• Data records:
►
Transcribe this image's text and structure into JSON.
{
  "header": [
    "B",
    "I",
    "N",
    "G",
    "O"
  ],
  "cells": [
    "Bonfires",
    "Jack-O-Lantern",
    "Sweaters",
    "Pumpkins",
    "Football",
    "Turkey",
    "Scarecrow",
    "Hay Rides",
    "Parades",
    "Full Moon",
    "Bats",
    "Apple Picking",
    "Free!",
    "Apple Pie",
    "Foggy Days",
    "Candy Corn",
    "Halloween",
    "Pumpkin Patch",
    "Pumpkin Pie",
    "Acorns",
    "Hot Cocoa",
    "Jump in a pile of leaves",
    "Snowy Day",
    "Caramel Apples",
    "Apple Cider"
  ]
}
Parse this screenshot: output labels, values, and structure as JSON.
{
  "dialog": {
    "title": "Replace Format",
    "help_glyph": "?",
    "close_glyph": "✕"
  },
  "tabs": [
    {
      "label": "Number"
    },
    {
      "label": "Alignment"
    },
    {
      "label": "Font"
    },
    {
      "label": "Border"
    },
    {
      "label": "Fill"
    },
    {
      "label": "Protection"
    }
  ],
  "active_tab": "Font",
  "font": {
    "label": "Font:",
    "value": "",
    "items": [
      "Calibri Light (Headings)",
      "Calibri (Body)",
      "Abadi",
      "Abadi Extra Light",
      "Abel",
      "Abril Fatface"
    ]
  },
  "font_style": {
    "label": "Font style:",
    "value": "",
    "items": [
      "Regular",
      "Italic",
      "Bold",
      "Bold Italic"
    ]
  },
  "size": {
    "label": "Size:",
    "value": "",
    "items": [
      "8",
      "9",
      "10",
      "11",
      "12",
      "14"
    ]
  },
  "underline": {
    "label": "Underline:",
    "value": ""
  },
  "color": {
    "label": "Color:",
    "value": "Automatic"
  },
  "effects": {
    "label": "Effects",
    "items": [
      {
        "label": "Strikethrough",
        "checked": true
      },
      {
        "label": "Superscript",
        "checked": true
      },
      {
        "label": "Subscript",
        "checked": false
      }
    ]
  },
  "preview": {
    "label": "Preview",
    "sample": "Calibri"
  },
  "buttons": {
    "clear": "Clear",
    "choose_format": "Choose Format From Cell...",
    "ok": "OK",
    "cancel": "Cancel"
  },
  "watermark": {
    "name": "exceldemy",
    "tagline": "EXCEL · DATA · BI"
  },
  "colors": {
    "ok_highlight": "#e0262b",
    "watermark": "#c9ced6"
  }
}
◄
Pull out every line of the records above that contains the word "Calibri".

      "Calibri Light (Headings)",
      "Calibri (Body)",
    "sample": "Calibri"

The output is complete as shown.